▶ **Input data**
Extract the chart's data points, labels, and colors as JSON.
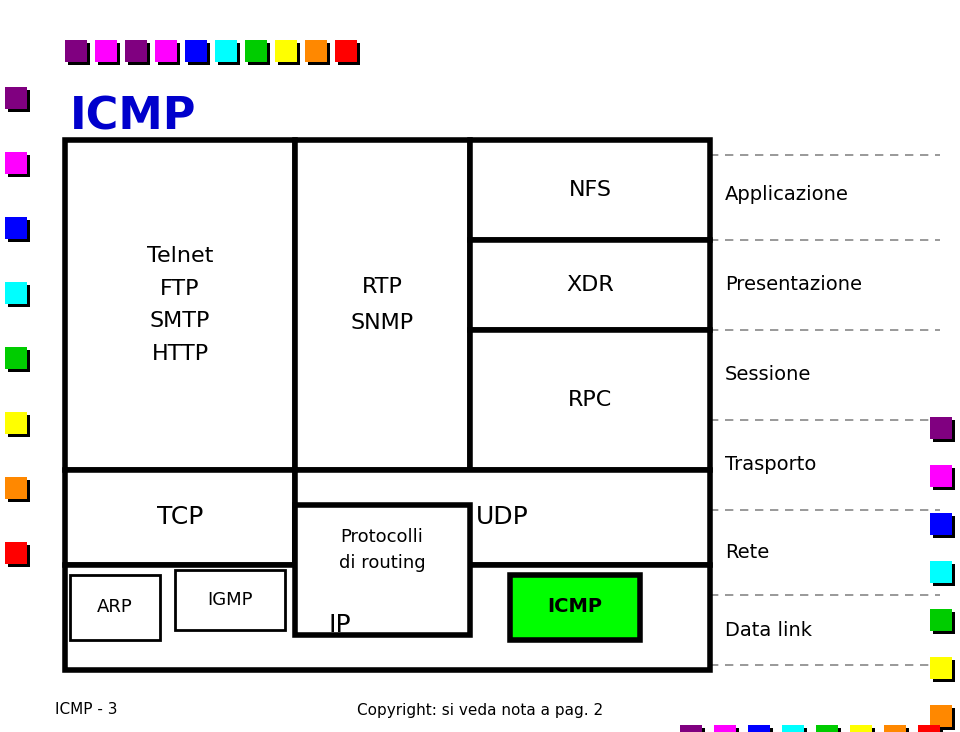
{
  "title": "ICMP",
  "title_color": "#0000CC",
  "title_fontsize": 32,
  "bg_color": "#FFFFFF",
  "footer_left": "ICMP - 3",
  "footer_right": "Copyright: si veda nota a pag. 2",
  "top_squares_colors": [
    "#800080",
    "#FF00FF",
    "#800080",
    "#FF00FF",
    "#0000FF",
    "#00FFFF",
    "#00CC00",
    "#FFFF00",
    "#FF8800",
    "#FF0000"
  ],
  "left_squares_colors": [
    "#800080",
    "#FF00FF",
    "#0000FF",
    "#00FFFF",
    "#00CC00",
    "#FFFF00",
    "#FF8800",
    "#FF0000"
  ],
  "right_squares_colors": [
    "#800080",
    "#FF00FF",
    "#0000FF",
    "#00FFFF",
    "#00CC00",
    "#FFFF00",
    "#FF8800"
  ],
  "footer_colors": [
    "#800080",
    "#FF00FF",
    "#0000FF",
    "#00FFFF",
    "#00CC00",
    "#FFFF00",
    "#FF8800",
    "#FF0000"
  ]
}
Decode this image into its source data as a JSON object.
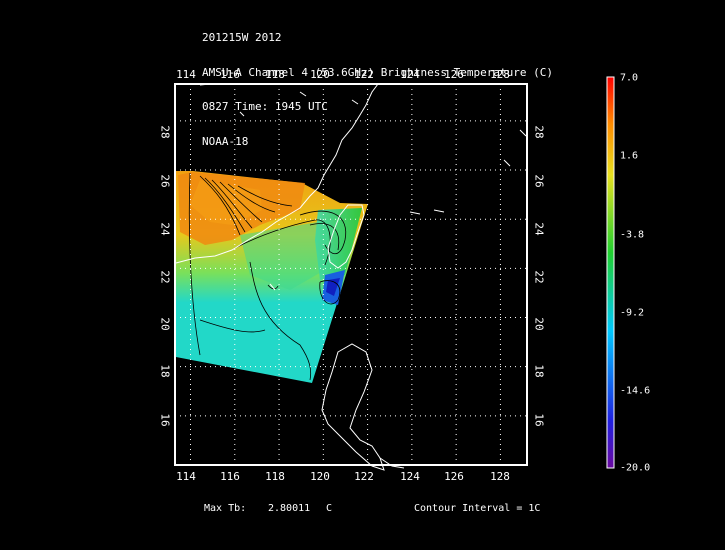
{
  "header": {
    "line1": "201215W 2012",
    "line2": "AMSU-A Channel 4 (53.6GHz) Brightness Temperature (C)",
    "line3": "0827 Time: 1945 UTC",
    "line4": "NOAA-18"
  },
  "map": {
    "lon_range": [
      113.3,
      129.2
    ],
    "lat_range": [
      14.0,
      29.5
    ],
    "lon_ticks": [
      "114",
      "116",
      "118",
      "120",
      "122",
      "124",
      "126",
      "128"
    ],
    "lat_ticks": [
      "16",
      "18",
      "20",
      "22",
      "24",
      "26",
      "28"
    ],
    "grid": true
  },
  "colorbar": {
    "labels": [
      "7.0",
      "1.6",
      "-3.8",
      "-9.2",
      "-14.6",
      "-20.0"
    ],
    "range": [
      -20.0,
      7.0
    ]
  },
  "footer": {
    "max_label": "Max Tb:",
    "max_value": "2.80011",
    "max_unit": "C",
    "contour_label": "Contour Interval = 1C"
  }
}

▶ **The problem**
Copy all the data exactly as written, but skip any picture.

▶ **The response**
Extract the chart's data points, labels, and colors as JSON.
{
  "title": "ICMP",
  "title_color": "#0000CC",
  "title_fontsize": 32,
  "bg_color": "#FFFFFF",
  "footer_left": "ICMP - 3",
  "footer_right": "Copyright: si veda nota a pag. 2",
  "top_squares_colors": [
    "#800080",
    "#FF00FF",
    "#800080",
    "#FF00FF",
    "#0000FF",
    "#00FFFF",
    "#00CC00",
    "#FFFF00",
    "#FF8800",
    "#FF0000"
  ],
  "left_squares_colors": [
    "#800080",
    "#FF00FF",
    "#0000FF",
    "#00FFFF",
    "#00CC00",
    "#FFFF00",
    "#FF8800",
    "#FF0000"
  ],
  "right_squares_colors": [
    "#800080",
    "#FF00FF",
    "#0000FF",
    "#00FFFF",
    "#00CC00",
    "#FFFF00",
    "#FF8800"
  ],
  "footer_colors": [
    "#800080",
    "#FF00FF",
    "#0000FF",
    "#00FFFF",
    "#00CC00",
    "#FFFF00",
    "#FF8800",
    "#FF0000"
  ]
}
Decode this image into its source data as a JSON object.
{
  "header": {
    "line1": "201215W 2012",
    "line2": "AMSU-A Channel 4 (53.6GHz) Brightness Temperature (C)",
    "line3": "0827 Time: 1945 UTC",
    "line4": "NOAA-18"
  },
  "map": {
    "lon_range": [
      113.3,
      129.2
    ],
    "lat_range": [
      14.0,
      29.5
    ],
    "lon_ticks": [
      "114",
      "116",
      "118",
      "120",
      "122",
      "124",
      "126",
      "128"
    ],
    "lat_ticks": [
      "16",
      "18",
      "20",
      "22",
      "24",
      "26",
      "28"
    ],
    "grid": true
  },
  "colorbar": {
    "labels": [
      "7.0",
      "1.6",
      "-3.8",
      "-9.2",
      "-14.6",
      "-20.0"
    ],
    "range": [
      -20.0,
      7.0
    ]
  },
  "footer": {
    "max_label": "Max Tb:",
    "max_value": "2.80011",
    "max_unit": "C",
    "contour_label": "Contour Interval = 1C"
  }
}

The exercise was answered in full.